<<<<
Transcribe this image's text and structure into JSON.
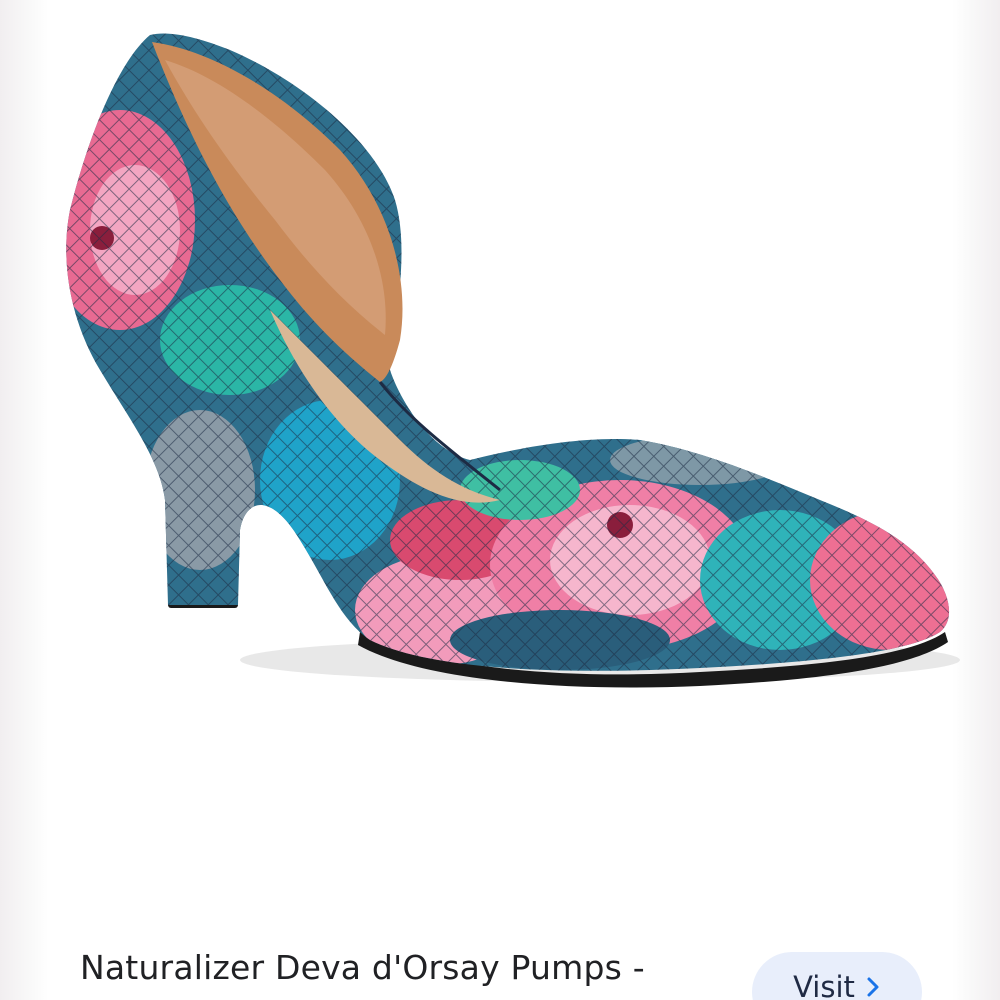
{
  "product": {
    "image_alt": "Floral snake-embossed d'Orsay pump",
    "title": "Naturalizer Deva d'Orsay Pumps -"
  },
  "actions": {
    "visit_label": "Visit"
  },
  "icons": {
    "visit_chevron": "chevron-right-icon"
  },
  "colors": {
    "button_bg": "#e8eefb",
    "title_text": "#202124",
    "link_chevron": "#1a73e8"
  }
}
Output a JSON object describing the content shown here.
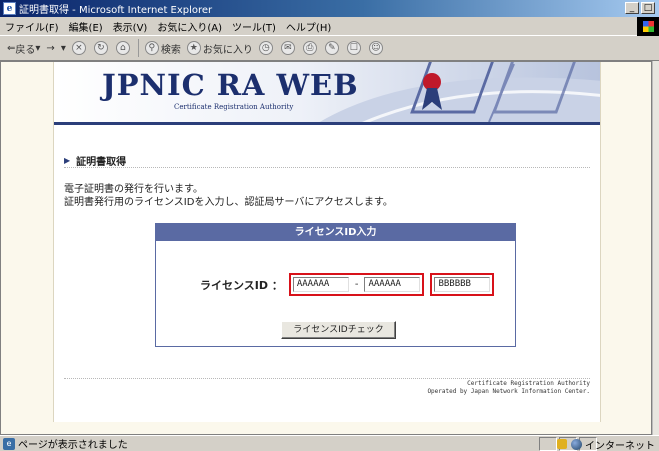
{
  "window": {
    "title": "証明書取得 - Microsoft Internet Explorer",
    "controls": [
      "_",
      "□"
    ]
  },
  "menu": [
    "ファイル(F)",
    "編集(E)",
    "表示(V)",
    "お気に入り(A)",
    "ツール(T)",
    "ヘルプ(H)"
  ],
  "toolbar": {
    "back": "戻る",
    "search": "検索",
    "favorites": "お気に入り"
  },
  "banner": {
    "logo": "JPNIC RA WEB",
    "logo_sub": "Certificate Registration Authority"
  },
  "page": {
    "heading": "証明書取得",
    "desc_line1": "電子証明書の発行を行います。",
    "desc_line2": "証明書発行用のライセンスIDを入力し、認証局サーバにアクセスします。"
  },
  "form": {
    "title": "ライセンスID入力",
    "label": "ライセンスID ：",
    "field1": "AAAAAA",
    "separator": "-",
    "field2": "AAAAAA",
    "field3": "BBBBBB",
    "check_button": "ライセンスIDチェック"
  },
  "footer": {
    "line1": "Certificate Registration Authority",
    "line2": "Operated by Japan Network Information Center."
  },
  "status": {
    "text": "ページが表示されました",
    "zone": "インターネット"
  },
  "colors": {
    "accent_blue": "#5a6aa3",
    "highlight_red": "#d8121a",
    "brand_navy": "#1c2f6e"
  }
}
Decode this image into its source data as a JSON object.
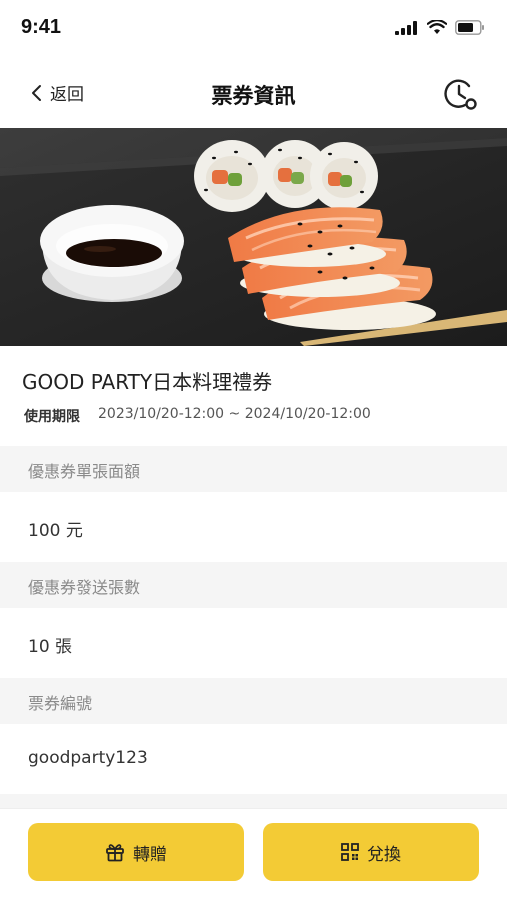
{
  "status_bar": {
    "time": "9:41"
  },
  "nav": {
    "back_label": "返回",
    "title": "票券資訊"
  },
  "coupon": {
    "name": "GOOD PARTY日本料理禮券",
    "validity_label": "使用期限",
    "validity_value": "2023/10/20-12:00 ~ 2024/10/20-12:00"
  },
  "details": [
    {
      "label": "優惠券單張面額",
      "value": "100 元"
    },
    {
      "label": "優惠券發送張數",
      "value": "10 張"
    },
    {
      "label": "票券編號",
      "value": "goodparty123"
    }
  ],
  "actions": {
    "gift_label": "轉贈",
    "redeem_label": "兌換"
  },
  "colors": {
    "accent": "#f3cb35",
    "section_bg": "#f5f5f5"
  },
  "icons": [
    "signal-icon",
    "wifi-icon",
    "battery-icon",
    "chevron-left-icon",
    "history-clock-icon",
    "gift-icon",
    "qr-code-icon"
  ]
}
>>>>
Identify all lines where the word "into" shows up. Copy them.

Transcribe this image's text and structure into JSON.
Decode this image into its source data as a JSON object.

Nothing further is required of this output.